[SHORT TASK]: Select all lines in the records that include "dark".

[Dataset records]:
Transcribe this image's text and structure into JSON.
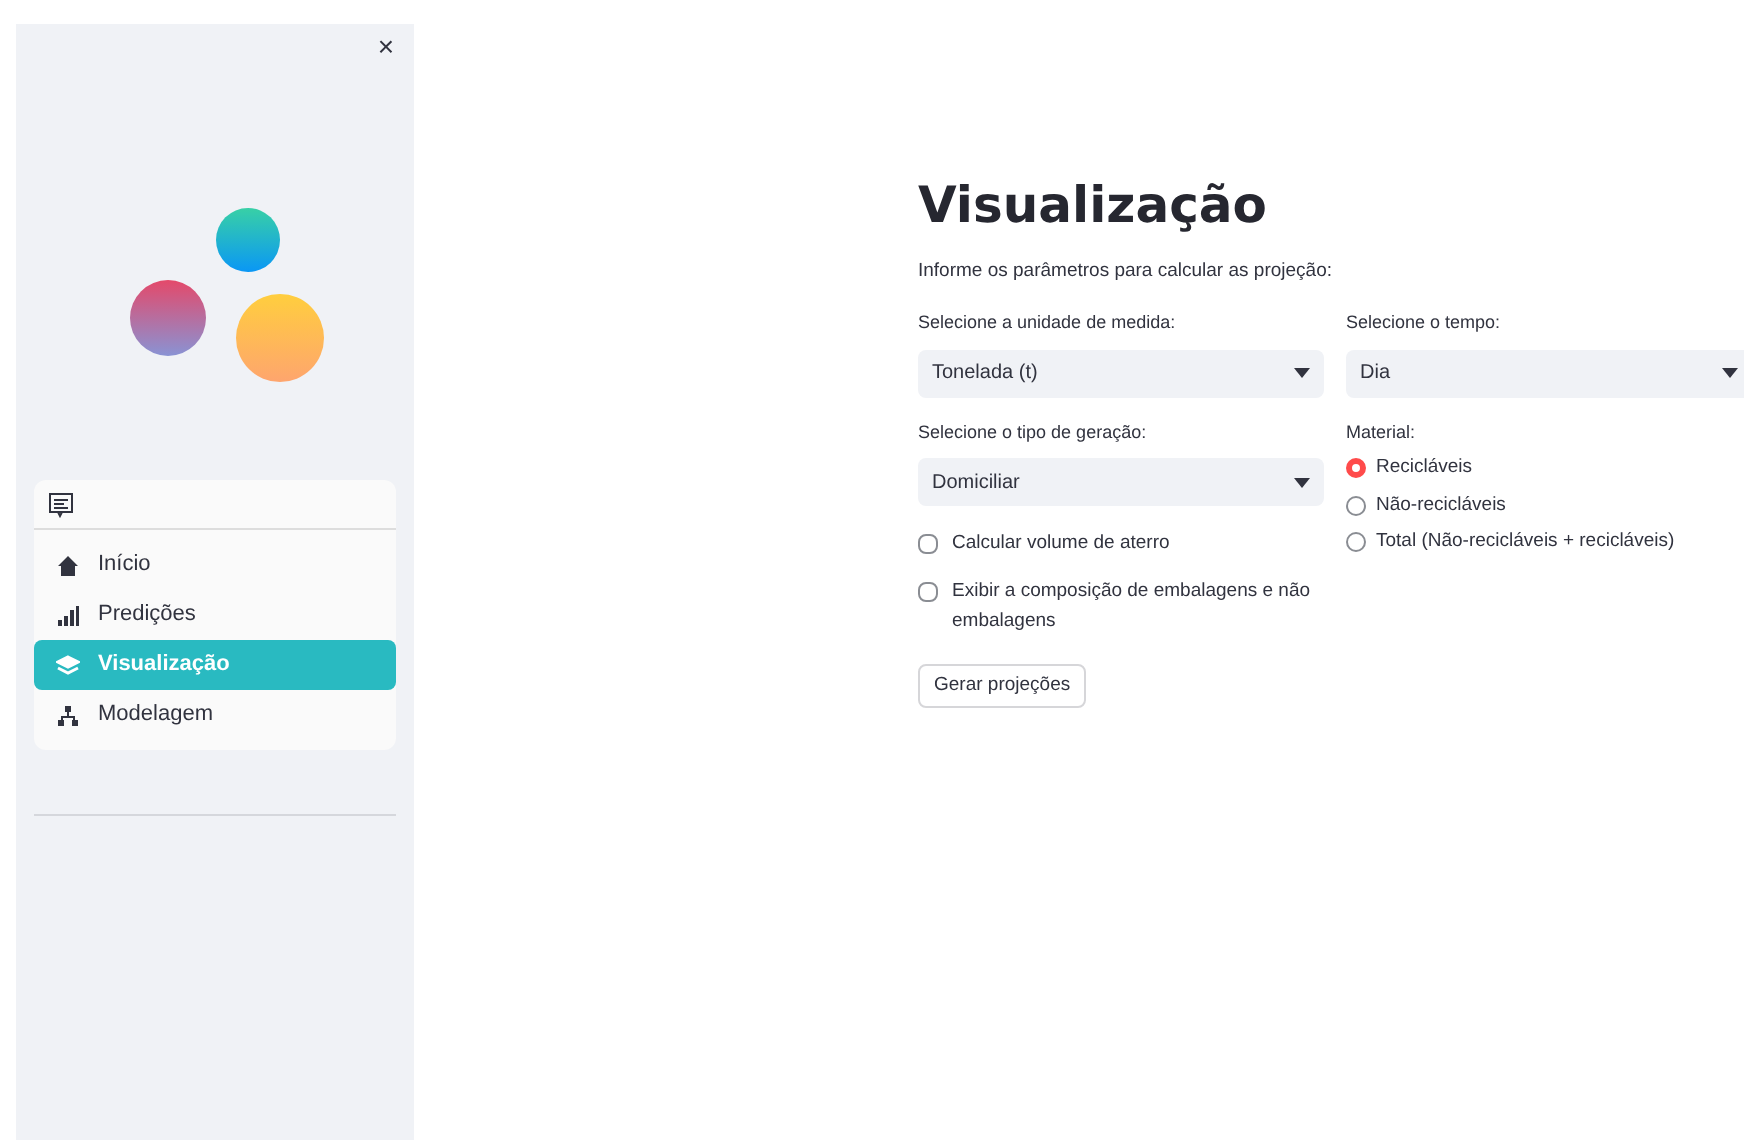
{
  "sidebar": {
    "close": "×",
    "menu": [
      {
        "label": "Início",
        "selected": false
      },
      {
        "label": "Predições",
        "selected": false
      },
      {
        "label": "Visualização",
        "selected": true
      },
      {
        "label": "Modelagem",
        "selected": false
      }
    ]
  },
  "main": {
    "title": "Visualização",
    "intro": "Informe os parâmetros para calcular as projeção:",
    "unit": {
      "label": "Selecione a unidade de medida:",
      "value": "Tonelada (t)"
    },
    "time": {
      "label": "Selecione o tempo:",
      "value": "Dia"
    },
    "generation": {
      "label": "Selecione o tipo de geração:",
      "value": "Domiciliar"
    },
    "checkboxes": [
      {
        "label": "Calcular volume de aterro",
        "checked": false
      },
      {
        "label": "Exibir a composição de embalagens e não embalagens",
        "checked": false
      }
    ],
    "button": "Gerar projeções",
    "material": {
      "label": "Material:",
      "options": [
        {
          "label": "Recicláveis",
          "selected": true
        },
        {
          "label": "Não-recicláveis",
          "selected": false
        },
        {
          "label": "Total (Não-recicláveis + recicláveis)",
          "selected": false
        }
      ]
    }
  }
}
--
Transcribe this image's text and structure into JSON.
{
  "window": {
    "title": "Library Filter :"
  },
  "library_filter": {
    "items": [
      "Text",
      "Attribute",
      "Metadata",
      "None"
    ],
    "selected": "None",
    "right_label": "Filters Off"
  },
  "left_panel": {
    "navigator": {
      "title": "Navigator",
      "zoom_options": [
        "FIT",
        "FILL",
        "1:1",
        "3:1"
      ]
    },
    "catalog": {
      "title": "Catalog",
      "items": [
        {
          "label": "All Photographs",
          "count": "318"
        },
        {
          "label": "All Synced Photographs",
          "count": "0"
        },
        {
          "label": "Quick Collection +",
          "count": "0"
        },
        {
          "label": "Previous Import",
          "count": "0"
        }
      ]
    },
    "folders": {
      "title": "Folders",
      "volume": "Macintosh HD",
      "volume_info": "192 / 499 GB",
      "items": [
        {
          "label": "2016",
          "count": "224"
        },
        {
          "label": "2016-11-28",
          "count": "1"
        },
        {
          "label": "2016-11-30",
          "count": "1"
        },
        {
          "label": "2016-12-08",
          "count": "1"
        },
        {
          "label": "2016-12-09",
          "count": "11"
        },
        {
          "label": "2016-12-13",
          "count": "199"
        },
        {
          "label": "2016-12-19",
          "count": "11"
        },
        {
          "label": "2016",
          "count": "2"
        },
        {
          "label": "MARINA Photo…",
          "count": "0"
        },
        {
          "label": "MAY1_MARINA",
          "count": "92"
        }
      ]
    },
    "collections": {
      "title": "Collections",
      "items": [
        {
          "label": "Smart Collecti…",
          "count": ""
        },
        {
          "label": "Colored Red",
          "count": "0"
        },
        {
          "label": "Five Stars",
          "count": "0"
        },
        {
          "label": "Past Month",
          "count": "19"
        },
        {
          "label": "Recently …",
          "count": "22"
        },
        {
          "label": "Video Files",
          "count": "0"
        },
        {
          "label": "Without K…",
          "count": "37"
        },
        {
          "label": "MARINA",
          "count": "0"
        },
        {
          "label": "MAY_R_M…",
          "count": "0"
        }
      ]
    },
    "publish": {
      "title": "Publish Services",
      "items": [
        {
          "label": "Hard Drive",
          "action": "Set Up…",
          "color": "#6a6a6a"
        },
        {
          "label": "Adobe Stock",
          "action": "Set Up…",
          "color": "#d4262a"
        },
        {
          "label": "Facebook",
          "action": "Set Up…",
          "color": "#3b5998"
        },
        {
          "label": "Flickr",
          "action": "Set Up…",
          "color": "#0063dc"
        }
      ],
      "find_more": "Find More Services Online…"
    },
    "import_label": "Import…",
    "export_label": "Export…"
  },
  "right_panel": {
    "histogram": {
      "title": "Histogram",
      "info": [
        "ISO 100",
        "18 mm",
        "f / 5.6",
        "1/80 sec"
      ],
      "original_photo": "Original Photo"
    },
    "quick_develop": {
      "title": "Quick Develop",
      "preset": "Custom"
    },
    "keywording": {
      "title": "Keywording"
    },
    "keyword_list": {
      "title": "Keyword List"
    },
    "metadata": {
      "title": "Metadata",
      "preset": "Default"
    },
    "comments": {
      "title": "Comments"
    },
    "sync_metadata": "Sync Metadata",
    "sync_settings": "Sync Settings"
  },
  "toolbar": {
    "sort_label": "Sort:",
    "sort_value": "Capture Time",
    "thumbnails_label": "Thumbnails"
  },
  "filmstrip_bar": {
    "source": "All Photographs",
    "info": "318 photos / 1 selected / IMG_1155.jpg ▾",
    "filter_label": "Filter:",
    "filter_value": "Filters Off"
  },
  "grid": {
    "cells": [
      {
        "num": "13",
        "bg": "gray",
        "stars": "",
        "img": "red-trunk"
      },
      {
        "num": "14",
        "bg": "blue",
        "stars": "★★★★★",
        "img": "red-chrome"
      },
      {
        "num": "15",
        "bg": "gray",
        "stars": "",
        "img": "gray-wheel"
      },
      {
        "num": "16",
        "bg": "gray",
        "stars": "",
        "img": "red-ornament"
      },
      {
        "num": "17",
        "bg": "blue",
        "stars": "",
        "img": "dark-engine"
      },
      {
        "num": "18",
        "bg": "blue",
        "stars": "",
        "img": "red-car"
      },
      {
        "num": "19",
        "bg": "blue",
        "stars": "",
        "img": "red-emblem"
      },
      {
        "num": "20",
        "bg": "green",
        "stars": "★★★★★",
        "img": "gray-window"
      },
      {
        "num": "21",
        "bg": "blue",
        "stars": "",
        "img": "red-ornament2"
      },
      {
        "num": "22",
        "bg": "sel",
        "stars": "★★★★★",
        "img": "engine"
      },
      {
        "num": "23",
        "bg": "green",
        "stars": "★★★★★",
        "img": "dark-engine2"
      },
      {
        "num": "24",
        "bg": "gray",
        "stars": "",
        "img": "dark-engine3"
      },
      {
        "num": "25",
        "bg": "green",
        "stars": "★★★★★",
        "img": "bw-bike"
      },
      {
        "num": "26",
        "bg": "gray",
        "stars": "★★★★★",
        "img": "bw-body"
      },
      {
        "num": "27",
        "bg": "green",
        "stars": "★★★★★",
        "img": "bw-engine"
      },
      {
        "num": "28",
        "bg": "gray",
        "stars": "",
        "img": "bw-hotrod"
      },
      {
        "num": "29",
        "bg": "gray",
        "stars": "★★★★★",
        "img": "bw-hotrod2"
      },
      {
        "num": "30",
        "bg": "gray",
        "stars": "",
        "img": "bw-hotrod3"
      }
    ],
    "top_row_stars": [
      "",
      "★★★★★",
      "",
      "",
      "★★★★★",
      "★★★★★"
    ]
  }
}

[THE COMPLETED TASK]:
        "img": "dark-engine"
        "img": "dark-engine2"
        "img": "dark-engine3"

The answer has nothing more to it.